Write every record out again exactly as given.

> Entries shown
━━━━━━

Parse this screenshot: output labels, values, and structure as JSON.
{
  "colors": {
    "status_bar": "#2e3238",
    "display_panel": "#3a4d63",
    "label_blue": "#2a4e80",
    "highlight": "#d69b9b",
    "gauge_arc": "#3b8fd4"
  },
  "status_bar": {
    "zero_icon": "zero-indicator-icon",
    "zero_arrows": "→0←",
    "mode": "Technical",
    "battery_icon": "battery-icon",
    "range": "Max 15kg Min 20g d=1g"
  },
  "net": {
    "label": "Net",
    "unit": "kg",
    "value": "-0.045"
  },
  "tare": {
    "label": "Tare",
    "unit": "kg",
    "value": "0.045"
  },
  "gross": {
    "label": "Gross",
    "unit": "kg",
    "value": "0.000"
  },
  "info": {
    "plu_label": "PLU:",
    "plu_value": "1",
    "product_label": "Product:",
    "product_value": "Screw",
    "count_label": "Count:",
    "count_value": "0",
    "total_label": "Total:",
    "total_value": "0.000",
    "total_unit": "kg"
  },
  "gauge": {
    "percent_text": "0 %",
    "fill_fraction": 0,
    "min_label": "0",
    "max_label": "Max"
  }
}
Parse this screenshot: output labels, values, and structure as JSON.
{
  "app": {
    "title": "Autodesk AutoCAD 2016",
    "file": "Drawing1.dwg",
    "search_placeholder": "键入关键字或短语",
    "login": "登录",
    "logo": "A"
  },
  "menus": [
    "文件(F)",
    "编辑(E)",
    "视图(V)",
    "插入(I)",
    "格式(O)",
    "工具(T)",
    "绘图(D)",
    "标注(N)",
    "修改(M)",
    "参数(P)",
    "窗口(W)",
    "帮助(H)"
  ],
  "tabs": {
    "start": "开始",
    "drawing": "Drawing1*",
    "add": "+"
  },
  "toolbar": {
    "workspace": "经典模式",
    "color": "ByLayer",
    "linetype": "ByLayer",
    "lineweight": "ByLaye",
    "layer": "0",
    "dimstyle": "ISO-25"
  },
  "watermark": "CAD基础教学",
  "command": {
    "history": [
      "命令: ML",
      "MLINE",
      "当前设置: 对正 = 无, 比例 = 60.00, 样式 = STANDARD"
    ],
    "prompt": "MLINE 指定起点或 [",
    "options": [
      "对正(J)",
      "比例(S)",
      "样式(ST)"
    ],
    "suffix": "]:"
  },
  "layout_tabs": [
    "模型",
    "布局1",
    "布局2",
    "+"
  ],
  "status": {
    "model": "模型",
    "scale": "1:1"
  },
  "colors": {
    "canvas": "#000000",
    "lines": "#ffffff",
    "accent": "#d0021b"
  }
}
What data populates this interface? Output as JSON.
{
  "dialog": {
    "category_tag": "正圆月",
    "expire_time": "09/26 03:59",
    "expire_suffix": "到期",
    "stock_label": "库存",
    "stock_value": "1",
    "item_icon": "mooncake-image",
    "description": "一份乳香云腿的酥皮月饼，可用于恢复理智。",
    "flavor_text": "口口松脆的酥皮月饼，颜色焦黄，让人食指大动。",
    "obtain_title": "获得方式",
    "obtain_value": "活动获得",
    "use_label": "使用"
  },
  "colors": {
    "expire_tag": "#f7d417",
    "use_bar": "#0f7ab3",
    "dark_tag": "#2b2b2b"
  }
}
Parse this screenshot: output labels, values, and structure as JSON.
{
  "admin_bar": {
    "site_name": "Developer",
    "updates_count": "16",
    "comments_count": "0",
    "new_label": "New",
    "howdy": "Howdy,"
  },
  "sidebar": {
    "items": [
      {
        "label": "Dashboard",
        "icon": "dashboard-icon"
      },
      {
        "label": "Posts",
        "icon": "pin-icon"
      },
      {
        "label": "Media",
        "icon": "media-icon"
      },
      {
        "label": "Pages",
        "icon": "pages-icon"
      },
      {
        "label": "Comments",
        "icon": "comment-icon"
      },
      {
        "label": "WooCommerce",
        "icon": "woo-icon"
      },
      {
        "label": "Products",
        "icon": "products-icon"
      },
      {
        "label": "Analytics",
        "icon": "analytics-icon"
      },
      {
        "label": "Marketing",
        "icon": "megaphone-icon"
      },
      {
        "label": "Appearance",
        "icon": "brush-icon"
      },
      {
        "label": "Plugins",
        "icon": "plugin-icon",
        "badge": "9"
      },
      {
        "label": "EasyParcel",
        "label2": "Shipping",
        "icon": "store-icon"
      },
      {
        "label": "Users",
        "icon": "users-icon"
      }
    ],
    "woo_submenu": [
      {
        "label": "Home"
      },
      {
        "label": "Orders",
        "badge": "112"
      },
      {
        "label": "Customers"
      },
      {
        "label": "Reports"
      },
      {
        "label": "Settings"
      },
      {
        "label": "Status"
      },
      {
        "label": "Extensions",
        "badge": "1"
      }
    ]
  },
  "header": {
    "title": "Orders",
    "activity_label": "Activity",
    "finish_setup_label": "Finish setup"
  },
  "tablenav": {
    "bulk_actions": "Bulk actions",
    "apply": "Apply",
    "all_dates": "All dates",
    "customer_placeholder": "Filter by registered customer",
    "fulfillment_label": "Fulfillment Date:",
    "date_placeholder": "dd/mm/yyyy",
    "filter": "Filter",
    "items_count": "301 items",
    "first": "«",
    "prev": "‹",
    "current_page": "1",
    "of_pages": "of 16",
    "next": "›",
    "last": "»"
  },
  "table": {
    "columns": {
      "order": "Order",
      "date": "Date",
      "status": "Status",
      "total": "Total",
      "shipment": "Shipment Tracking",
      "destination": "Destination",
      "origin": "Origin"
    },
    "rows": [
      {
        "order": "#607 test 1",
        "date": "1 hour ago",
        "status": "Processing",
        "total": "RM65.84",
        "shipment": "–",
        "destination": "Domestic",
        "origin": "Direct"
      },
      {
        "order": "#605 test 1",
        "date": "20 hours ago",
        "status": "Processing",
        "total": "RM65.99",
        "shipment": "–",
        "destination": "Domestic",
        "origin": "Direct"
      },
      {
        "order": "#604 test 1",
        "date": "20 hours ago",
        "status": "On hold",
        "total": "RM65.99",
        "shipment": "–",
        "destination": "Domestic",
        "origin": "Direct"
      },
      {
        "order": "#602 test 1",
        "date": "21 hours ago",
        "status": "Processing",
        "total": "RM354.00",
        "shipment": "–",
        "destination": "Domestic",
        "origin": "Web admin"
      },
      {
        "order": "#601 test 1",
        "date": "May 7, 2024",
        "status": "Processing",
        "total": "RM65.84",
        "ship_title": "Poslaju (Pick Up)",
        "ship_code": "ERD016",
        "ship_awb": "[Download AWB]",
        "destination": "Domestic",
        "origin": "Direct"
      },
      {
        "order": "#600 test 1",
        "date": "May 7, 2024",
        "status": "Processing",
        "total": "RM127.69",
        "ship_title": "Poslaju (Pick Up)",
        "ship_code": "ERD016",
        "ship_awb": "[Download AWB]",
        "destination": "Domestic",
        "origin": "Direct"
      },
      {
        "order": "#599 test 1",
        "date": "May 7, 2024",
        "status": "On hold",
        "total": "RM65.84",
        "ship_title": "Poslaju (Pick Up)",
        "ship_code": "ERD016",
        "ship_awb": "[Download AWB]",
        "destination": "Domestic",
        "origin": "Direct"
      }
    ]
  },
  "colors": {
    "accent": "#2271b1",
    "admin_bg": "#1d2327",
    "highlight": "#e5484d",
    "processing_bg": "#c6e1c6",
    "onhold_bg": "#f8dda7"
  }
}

━━━━━━

> Output
Parse this screenshot: output labels, values, and structure as JSON.
{
  "colors": {
    "status_bar": "#2e3238",
    "display_panel": "#3a4d63",
    "label_blue": "#2a4e80",
    "highlight": "#d69b9b",
    "gauge_arc": "#3b8fd4"
  },
  "status_bar": {
    "zero_icon": "zero-indicator-icon",
    "zero_arrows": "→0←",
    "mode": "Technical",
    "battery_icon": "battery-icon",
    "range": "Max 15kg Min 20g d=1g"
  },
  "net": {
    "label": "Net",
    "unit": "kg",
    "value": "-0.045"
  },
  "tare": {
    "label": "Tare",
    "unit": "kg",
    "value": "0.045"
  },
  "gross": {
    "label": "Gross",
    "unit": "kg",
    "value": "0.000"
  },
  "info": {
    "plu_label": "PLU:",
    "plu_value": "1",
    "product_label": "Product:",
    "product_value": "Screw",
    "count_label": "Count:",
    "count_value": "0",
    "total_label": "Total:",
    "total_value": "0.000",
    "total_unit": "kg"
  },
  "gauge": {
    "percent_text": "0 %",
    "fill_fraction": 0,
    "min_label": "0",
    "max_label": "Max"
  }
}
Parse this screenshot: output labels, values, and structure as JSON.
{
  "app": {
    "title": "Autodesk AutoCAD 2016",
    "file": "Drawing1.dwg",
    "search_placeholder": "键入关键字或短语",
    "login": "登录",
    "logo": "A"
  },
  "menus": [
    "文件(F)",
    "编辑(E)",
    "视图(V)",
    "插入(I)",
    "格式(O)",
    "工具(T)",
    "绘图(D)",
    "标注(N)",
    "修改(M)",
    "参数(P)",
    "窗口(W)",
    "帮助(H)"
  ],
  "tabs": {
    "start": "开始",
    "drawing": "Drawing1*",
    "add": "+"
  },
  "toolbar": {
    "workspace": "经典模式",
    "color": "ByLayer",
    "linetype": "ByLayer",
    "lineweight": "ByLaye",
    "layer": "0",
    "dimstyle": "ISO-25"
  },
  "watermark": "CAD基础教学",
  "command": {
    "history": [
      "命令: ML",
      "MLINE",
      "当前设置: 对正 = 无, 比例 = 60.00, 样式 = STANDARD"
    ],
    "prompt": "MLINE 指定起点或 [",
    "options": [
      "对正(J)",
      "比例(S)",
      "样式(ST)"
    ],
    "suffix": "]:"
  },
  "layout_tabs": [
    "模型",
    "布局1",
    "布局2",
    "+"
  ],
  "status": {
    "model": "模型",
    "scale": "1:1"
  },
  "colors": {
    "canvas": "#000000",
    "lines": "#ffffff",
    "accent": "#d0021b"
  }
}
What data populates this interface? Output as JSON.
{
  "dialog": {
    "category_tag": "正圆月",
    "expire_time": "09/26 03:59",
    "expire_suffix": "到期",
    "stock_label": "库存",
    "stock_value": "1",
    "item_icon": "mooncake-image",
    "description": "一份乳香云腿的酥皮月饼，可用于恢复理智。",
    "flavor_text": "口口松脆的酥皮月饼，颜色焦黄，让人食指大动。",
    "obtain_title": "获得方式",
    "obtain_value": "活动获得",
    "use_label": "使用"
  },
  "colors": {
    "expire_tag": "#f7d417",
    "use_bar": "#0f7ab3",
    "dark_tag": "#2b2b2b"
  }
}
Parse this screenshot: output labels, values, and structure as JSON.
{
  "admin_bar": {
    "site_name": "Developer",
    "updates_count": "16",
    "comments_count": "0",
    "new_label": "New",
    "howdy": "Howdy,"
  },
  "sidebar": {
    "items": [
      {
        "label": "Dashboard",
        "icon": "dashboard-icon"
      },
      {
        "label": "Posts",
        "icon": "pin-icon"
      },
      {
        "label": "Media",
        "icon": "media-icon"
      },
      {
        "label": "Pages",
        "icon": "pages-icon"
      },
      {
        "label": "Comments",
        "icon": "comment-icon"
      },
      {
        "label": "WooCommerce",
        "icon": "woo-icon"
      },
      {
        "label": "Products",
        "icon": "products-icon"
      },
      {
        "label": "Analytics",
        "icon": "analytics-icon"
      },
      {
        "label": "Marketing",
        "icon": "megaphone-icon"
      },
      {
        "label": "Appearance",
        "icon": "brush-icon"
      },
      {
        "label": "Plugins",
        "icon": "plugin-icon",
        "badge": "9"
      },
      {
        "label": "EasyParcel",
        "label2": "Shipping",
        "icon": "store-icon"
      },
      {
        "label": "Users",
        "icon": "users-icon"
      }
    ],
    "woo_submenu": [
      {
        "label": "Home"
      },
      {
        "label": "Orders",
        "badge": "112"
      },
      {
        "label": "Customers"
      },
      {
        "label": "Reports"
      },
      {
        "label": "Settings"
      },
      {
        "label": "Status"
      },
      {
        "label": "Extensions",
        "badge": "1"
      }
    ]
  },
  "header": {
    "title": "Orders",
    "activity_label": "Activity",
    "finish_setup_label": "Finish setup"
  },
  "tablenav": {
    "bulk_actions": "Bulk actions",
    "apply": "Apply",
    "all_dates": "All dates",
    "customer_placeholder": "Filter by registered customer",
    "fulfillment_label": "Fulfillment Date:",
    "date_placeholder": "dd/mm/yyyy",
    "filter": "Filter",
    "items_count": "301 items",
    "first": "«",
    "prev": "‹",
    "current_page": "1",
    "of_pages": "of 16",
    "next": "›",
    "last": "»"
  },
  "table": {
    "columns": {
      "order": "Order",
      "date": "Date",
      "status": "Status",
      "total": "Total",
      "shipment": "Shipment Tracking",
      "destination": "Destination",
      "origin": "Origin"
    },
    "rows": [
      {
        "order": "#607 test 1",
        "date": "1 hour ago",
        "status": "Processing",
        "total": "RM65.84",
        "shipment": "–",
        "destination": "Domestic",
        "origin": "Direct"
      },
      {
        "order": "#605 test 1",
        "date": "20 hours ago",
        "status": "Processing",
        "total": "RM65.99",
        "shipment": "–",
        "destination": "Domestic",
        "origin": "Direct"
      },
      {
        "order": "#604 test 1",
        "date": "20 hours ago",
        "status": "On hold",
        "total": "RM65.99",
        "shipment": "–",
        "destination": "Domestic",
        "origin": "Direct"
      },
      {
        "order": "#602 test 1",
        "date": "21 hours ago",
        "status": "Processing",
        "total": "RM354.00",
        "shipment": "–",
        "destination": "Domestic",
        "origin": "Web admin"
      },
      {
        "order": "#601 test 1",
        "date": "May 7, 2024",
        "status": "Processing",
        "total": "RM65.84",
        "ship_title": "Poslaju (Pick Up)",
        "ship_code": "ERD016",
        "ship_awb": "[Download AWB]",
        "destination": "Domestic",
        "origin": "Direct"
      },
      {
        "order": "#600 test 1",
        "date": "May 7, 2024",
        "status": "Processing",
        "total": "RM127.69",
        "ship_title": "Poslaju (Pick Up)",
        "ship_code": "ERD016",
        "ship_awb": "[Download AWB]",
        "destination": "Domestic",
        "origin": "Direct"
      },
      {
        "order": "#599 test 1",
        "date": "May 7, 2024",
        "status": "On hold",
        "total": "RM65.84",
        "ship_title": "Poslaju (Pick Up)",
        "ship_code": "ERD016",
        "ship_awb": "[Download AWB]",
        "destination": "Domestic",
        "origin": "Direct"
      }
    ]
  },
  "colors": {
    "accent": "#2271b1",
    "admin_bg": "#1d2327",
    "highlight": "#e5484d",
    "processing_bg": "#c6e1c6",
    "onhold_bg": "#f8dda7"
  }
}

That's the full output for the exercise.